**EXERCISE DESCRIPTION:**
Print the records again, character for character.

**STORED DATA:**

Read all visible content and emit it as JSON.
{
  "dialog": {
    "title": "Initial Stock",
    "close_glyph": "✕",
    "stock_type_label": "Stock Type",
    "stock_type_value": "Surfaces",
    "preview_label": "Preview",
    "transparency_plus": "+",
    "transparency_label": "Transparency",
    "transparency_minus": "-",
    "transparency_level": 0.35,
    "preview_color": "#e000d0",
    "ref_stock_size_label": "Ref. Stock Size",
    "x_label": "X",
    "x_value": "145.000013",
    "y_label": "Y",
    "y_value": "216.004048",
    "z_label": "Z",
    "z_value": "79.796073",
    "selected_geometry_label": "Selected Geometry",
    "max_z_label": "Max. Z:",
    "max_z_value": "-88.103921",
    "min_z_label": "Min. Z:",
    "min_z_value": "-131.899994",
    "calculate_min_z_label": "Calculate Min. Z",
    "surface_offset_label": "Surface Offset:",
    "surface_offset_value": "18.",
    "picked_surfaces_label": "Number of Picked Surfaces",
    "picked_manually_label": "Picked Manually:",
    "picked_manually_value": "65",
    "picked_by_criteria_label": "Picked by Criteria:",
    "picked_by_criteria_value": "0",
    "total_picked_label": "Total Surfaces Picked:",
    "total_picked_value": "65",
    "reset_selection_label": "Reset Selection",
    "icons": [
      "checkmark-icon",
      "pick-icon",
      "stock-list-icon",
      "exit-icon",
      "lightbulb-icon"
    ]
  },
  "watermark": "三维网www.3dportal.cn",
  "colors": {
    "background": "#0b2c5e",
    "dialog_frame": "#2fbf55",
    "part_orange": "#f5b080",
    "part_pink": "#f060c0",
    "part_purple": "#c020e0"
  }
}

**PROBLEM SOLUTION:**
Read all visible content and emit it as JSON.
{
  "dialog": {
    "title": "Initial Stock",
    "close_glyph": "✕",
    "stock_type_label": "Stock Type",
    "stock_type_value": "Surfaces",
    "preview_label": "Preview",
    "transparency_plus": "+",
    "transparency_label": "Transparency",
    "transparency_minus": "-",
    "transparency_level": 0.35,
    "preview_color": "#e000d0",
    "ref_stock_size_label": "Ref. Stock Size",
    "x_label": "X",
    "x_value": "145.000013",
    "y_label": "Y",
    "y_value": "216.004048",
    "z_label": "Z",
    "z_value": "79.796073",
    "selected_geometry_label": "Selected Geometry",
    "max_z_label": "Max. Z:",
    "max_z_value": "-88.103921",
    "min_z_label": "Min. Z:",
    "min_z_value": "-131.899994",
    "calculate_min_z_label": "Calculate Min. Z",
    "surface_offset_label": "Surface Offset:",
    "surface_offset_value": "18.",
    "picked_surfaces_label": "Number of Picked Surfaces",
    "picked_manually_label": "Picked Manually:",
    "picked_manually_value": "65",
    "picked_by_criteria_label": "Picked by Criteria:",
    "picked_by_criteria_value": "0",
    "total_picked_label": "Total Surfaces Picked:",
    "total_picked_value": "65",
    "reset_selection_label": "Reset Selection",
    "icons": [
      "checkmark-icon",
      "pick-icon",
      "stock-list-icon",
      "exit-icon",
      "lightbulb-icon"
    ]
  },
  "watermark": "三维网www.3dportal.cn",
  "colors": {
    "background": "#0b2c5e",
    "dialog_frame": "#2fbf55",
    "part_orange": "#f5b080",
    "part_pink": "#f060c0",
    "part_purple": "#c020e0"
  }
}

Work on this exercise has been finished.